▶ [Given request]:
List each line in which the string "εἰσιν" appears.

/---

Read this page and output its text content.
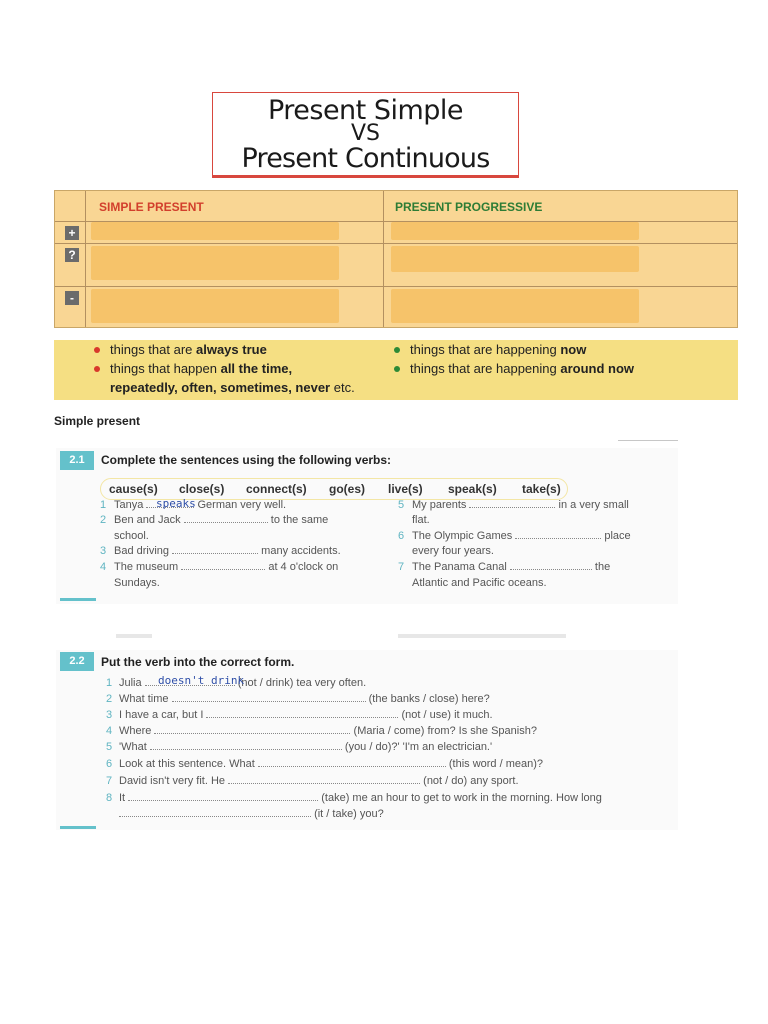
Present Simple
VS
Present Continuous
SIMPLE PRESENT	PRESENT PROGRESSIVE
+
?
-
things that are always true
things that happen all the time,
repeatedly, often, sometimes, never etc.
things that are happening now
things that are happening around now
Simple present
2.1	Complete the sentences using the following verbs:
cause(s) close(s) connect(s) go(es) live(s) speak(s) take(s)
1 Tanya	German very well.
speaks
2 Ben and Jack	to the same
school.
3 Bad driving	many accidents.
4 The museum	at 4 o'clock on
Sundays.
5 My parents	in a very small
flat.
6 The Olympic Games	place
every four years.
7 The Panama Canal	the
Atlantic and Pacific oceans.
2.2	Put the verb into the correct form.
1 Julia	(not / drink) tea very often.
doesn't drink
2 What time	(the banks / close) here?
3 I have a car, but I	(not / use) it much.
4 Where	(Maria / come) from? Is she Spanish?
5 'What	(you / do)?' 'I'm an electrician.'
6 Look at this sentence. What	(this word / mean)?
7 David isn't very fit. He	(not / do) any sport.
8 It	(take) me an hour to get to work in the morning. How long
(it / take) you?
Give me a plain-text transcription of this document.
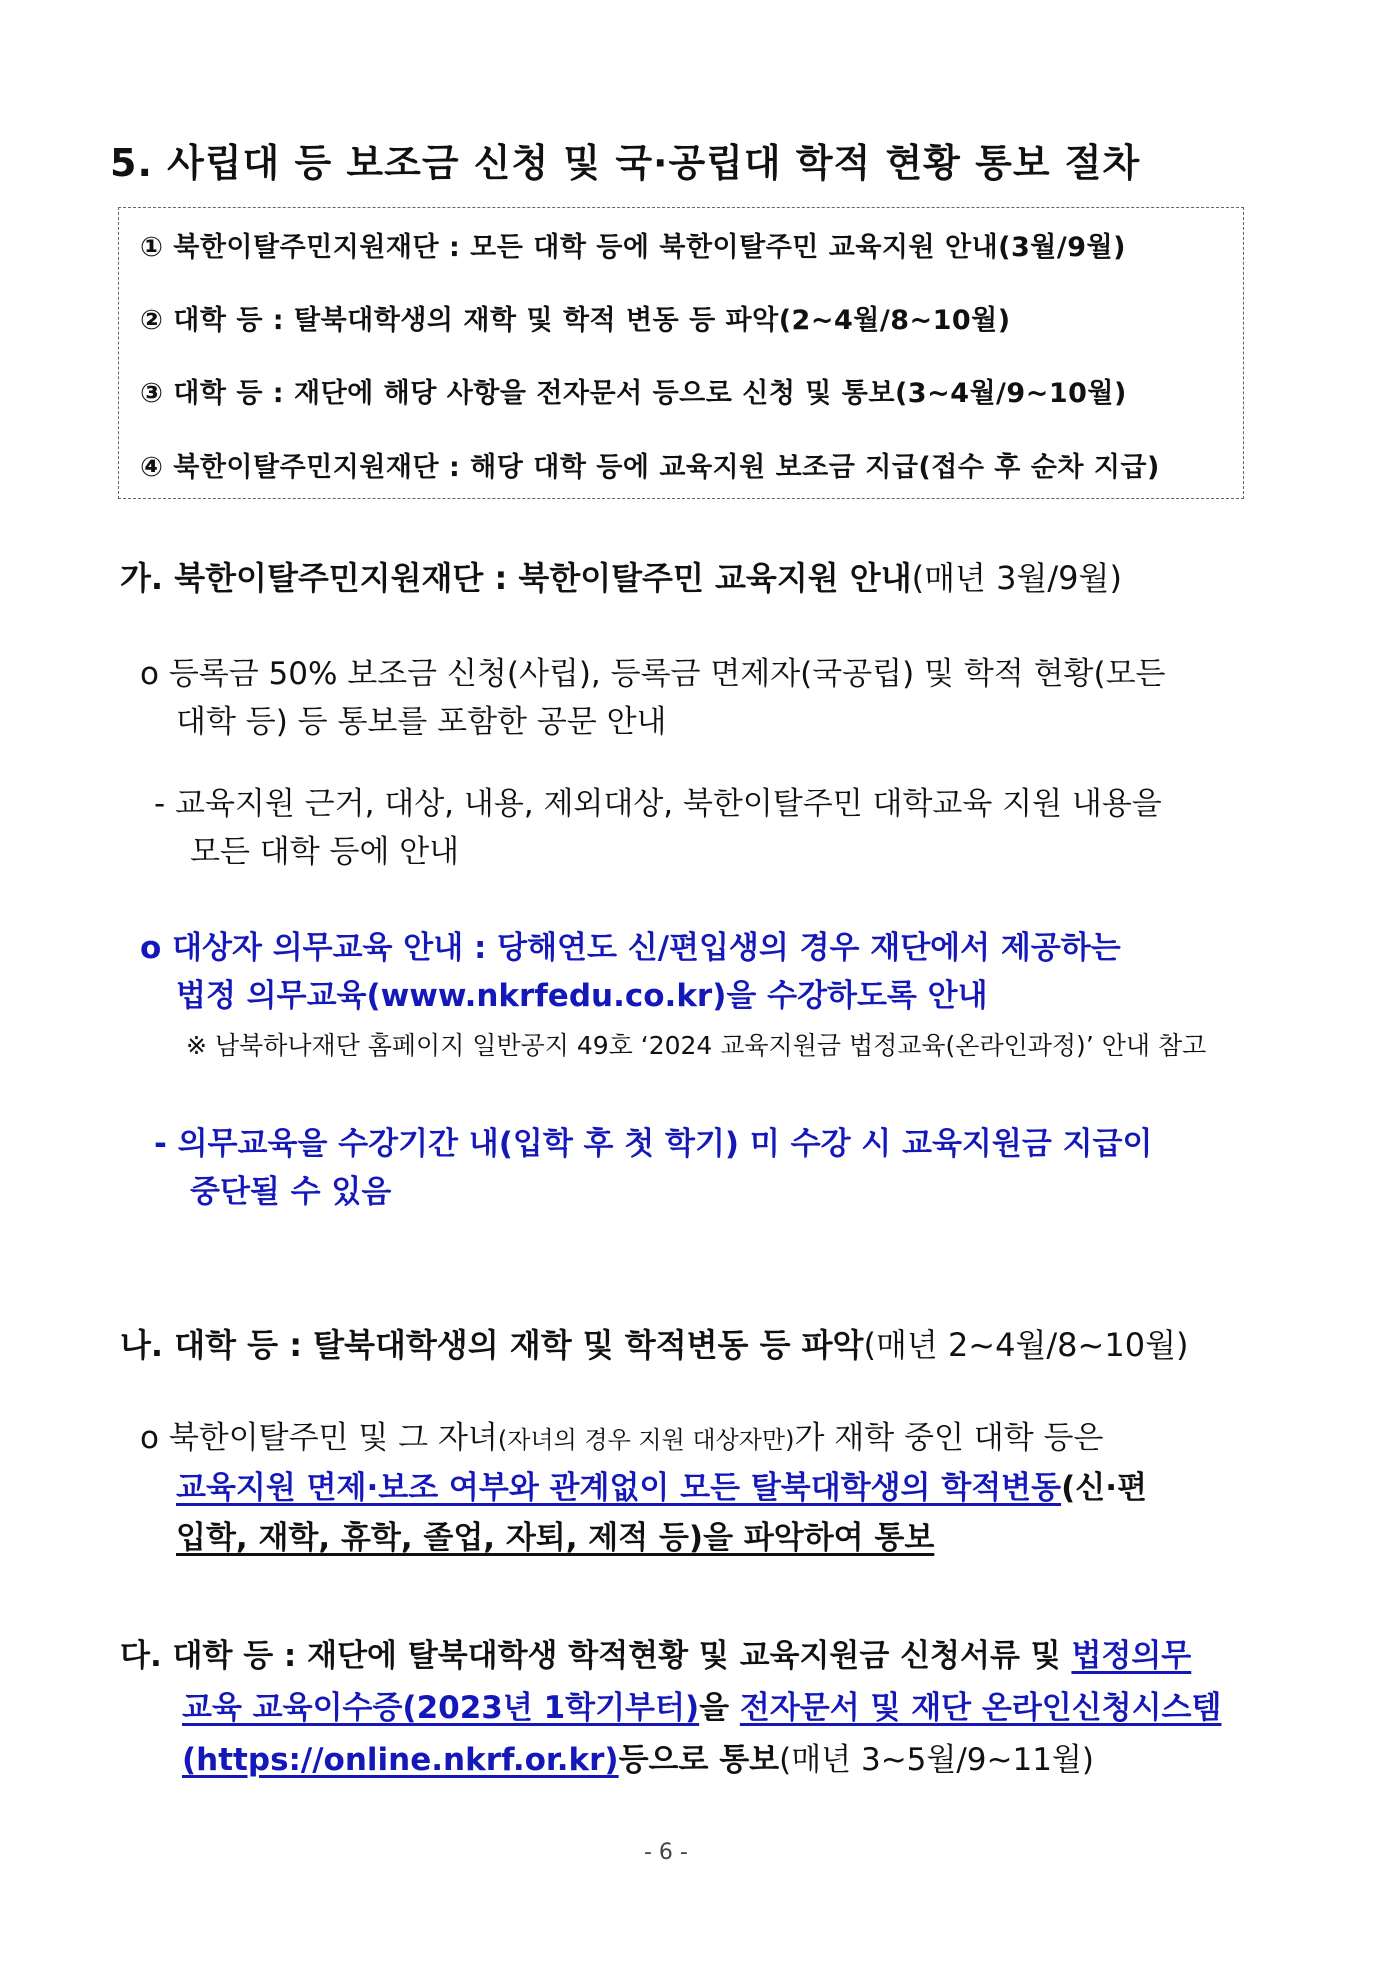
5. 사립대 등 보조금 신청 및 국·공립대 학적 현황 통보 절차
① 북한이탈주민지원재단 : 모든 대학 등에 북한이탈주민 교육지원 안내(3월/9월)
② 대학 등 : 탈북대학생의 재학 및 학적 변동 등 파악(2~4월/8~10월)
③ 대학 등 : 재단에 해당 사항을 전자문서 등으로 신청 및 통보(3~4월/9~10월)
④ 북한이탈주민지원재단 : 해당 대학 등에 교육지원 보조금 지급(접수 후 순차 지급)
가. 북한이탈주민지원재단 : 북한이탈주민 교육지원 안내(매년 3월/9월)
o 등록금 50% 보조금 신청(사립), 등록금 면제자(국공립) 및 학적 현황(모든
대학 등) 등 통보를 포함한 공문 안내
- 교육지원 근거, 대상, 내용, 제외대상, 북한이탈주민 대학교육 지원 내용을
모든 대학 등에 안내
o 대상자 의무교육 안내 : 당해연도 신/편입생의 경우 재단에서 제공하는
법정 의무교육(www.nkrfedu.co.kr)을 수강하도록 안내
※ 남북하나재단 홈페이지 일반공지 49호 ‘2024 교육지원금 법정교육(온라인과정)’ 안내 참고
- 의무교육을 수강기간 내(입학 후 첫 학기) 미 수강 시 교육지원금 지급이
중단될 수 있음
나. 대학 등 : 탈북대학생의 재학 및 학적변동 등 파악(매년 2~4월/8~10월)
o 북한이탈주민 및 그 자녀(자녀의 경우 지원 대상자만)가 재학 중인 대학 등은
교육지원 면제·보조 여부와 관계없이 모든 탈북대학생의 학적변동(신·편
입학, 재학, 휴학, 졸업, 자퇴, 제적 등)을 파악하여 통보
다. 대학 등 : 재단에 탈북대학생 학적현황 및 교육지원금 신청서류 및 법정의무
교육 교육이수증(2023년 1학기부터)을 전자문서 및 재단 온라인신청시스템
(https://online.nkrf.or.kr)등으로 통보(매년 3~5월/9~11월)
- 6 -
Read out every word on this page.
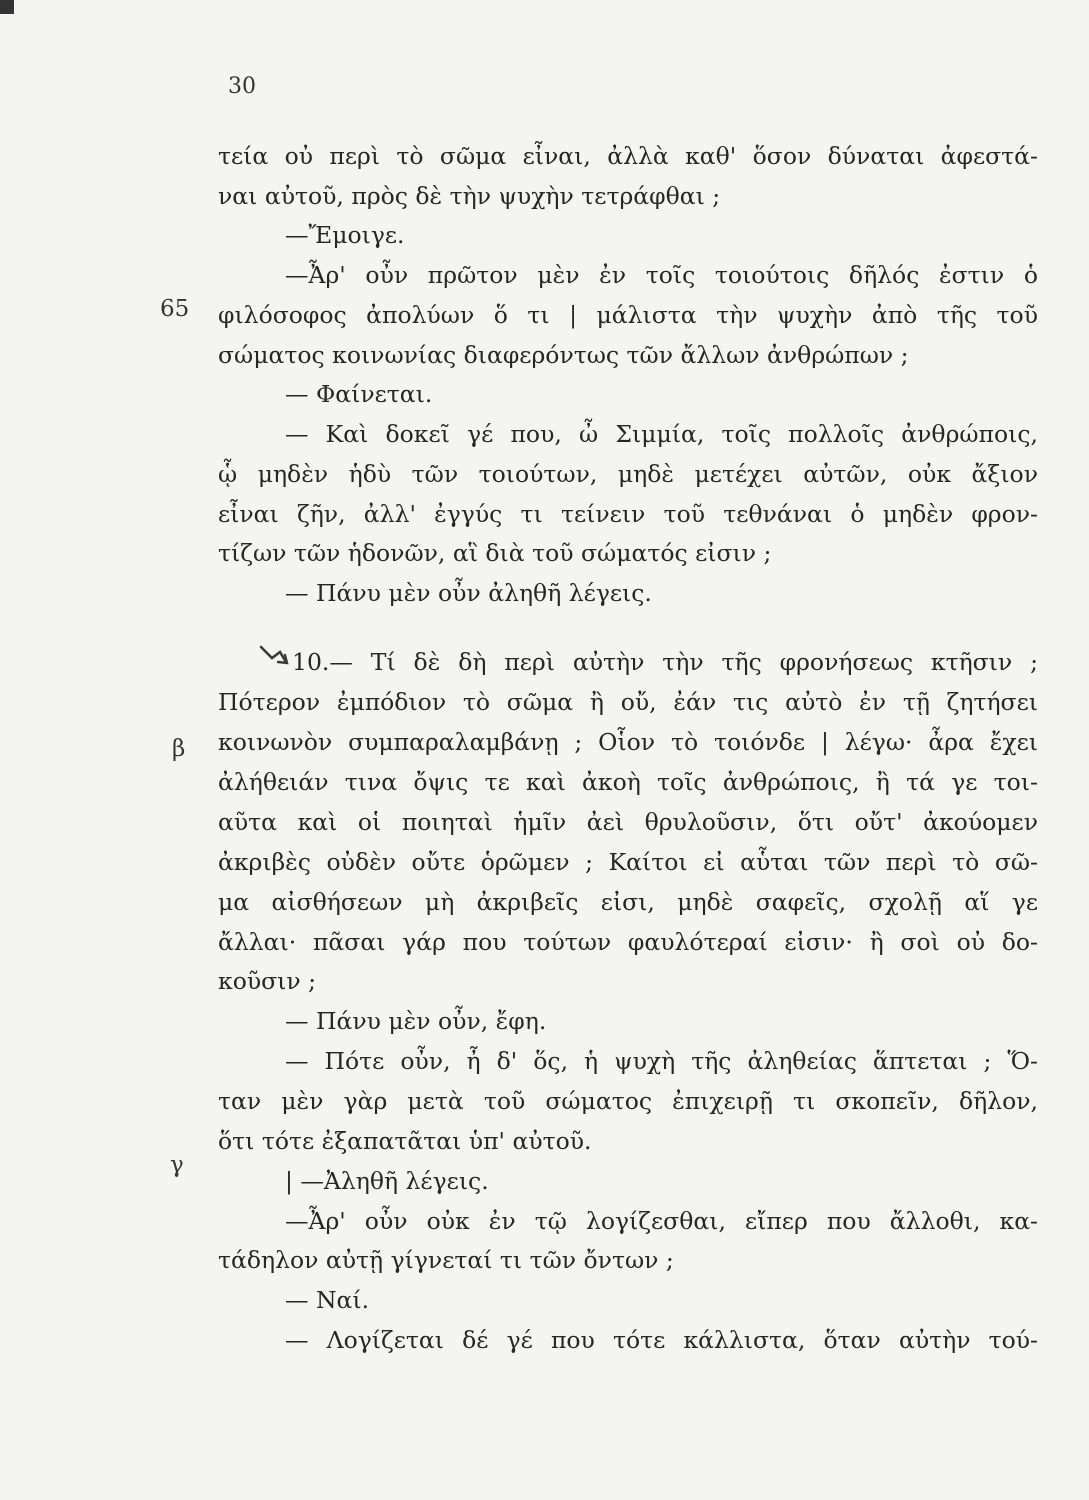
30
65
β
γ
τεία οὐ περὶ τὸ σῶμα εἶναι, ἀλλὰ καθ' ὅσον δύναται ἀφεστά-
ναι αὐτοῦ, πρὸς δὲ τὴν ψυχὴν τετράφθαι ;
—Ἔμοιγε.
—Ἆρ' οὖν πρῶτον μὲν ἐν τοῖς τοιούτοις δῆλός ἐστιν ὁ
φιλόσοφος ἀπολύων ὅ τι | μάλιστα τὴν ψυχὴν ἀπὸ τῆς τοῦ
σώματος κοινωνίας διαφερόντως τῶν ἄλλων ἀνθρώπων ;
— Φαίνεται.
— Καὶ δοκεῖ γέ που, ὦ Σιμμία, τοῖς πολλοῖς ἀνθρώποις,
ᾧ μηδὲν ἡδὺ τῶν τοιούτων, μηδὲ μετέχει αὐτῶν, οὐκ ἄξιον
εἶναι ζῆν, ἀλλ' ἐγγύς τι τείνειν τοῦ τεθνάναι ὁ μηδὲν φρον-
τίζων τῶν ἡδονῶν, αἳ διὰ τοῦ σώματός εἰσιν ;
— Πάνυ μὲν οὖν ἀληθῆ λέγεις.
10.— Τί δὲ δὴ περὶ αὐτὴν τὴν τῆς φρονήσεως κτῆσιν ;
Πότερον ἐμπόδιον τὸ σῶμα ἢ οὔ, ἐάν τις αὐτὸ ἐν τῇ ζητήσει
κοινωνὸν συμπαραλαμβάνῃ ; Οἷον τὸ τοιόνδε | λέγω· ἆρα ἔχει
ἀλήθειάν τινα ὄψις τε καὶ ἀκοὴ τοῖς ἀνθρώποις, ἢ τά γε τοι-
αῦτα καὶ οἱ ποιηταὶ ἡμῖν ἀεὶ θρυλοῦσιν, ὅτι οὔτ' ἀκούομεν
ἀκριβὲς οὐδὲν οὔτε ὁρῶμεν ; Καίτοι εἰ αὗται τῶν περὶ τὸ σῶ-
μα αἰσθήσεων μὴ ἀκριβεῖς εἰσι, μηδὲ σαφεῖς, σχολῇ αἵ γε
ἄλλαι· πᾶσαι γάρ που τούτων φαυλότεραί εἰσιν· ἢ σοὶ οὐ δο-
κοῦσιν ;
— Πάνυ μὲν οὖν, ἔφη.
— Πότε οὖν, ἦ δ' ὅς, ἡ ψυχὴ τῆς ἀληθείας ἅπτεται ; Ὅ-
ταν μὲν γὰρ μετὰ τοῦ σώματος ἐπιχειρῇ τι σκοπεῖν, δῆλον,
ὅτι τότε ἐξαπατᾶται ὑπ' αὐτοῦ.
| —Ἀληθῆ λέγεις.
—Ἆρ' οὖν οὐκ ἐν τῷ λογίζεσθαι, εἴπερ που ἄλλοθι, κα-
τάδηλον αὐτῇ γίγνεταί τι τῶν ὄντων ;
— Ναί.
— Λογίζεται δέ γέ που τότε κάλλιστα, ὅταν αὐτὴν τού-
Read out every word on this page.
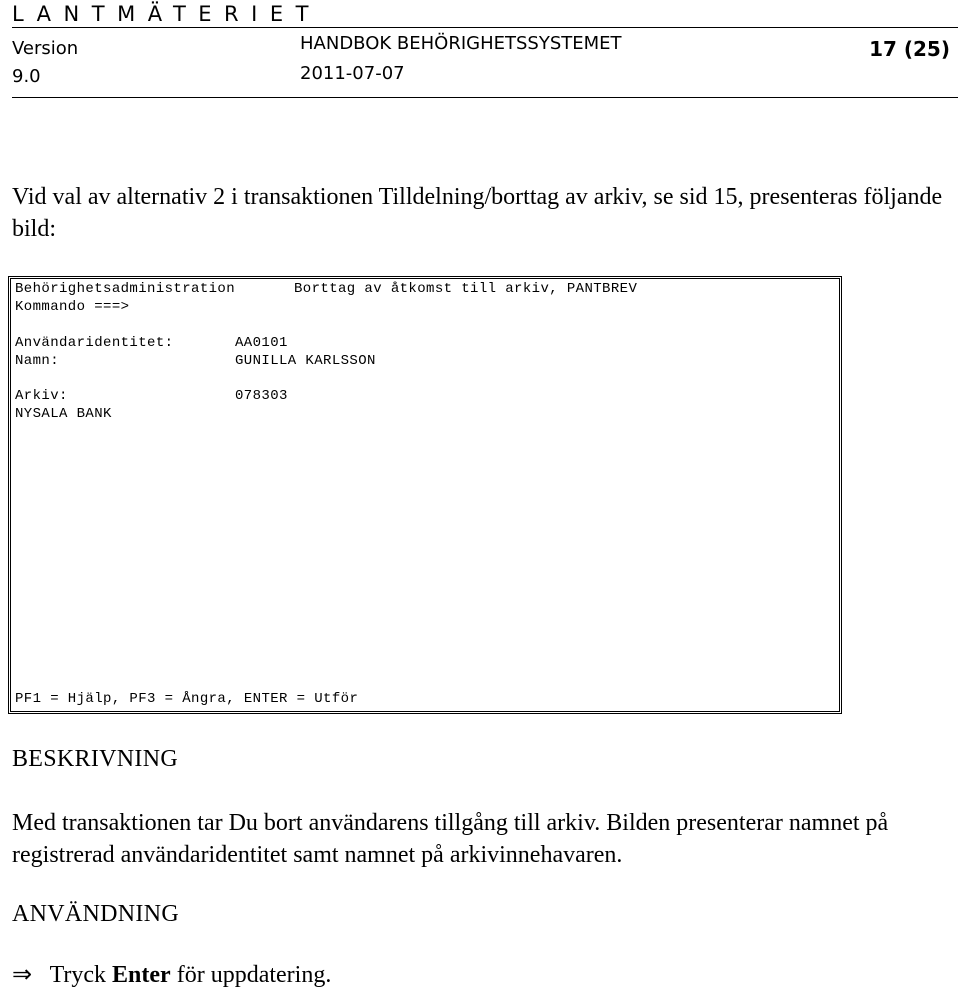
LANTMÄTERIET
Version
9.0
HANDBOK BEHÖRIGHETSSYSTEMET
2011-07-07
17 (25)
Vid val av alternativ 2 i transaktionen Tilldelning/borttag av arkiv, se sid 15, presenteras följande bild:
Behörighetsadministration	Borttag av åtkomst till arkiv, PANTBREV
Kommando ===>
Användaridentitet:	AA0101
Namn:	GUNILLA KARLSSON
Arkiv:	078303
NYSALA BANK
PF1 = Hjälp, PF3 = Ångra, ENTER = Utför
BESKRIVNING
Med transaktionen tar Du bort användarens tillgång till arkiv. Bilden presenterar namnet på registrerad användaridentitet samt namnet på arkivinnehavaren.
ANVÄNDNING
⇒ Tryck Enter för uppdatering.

\---

▶ [Solution for this problem]:
τίζων τῶν ἡδονῶν, αἳ διὰ τοῦ σώματός εἰσιν ;
ἄλλαι· πᾶσαι γάρ που τούτων φαυλότεραί εἰσιν· ἢ σοὶ οὐ δο-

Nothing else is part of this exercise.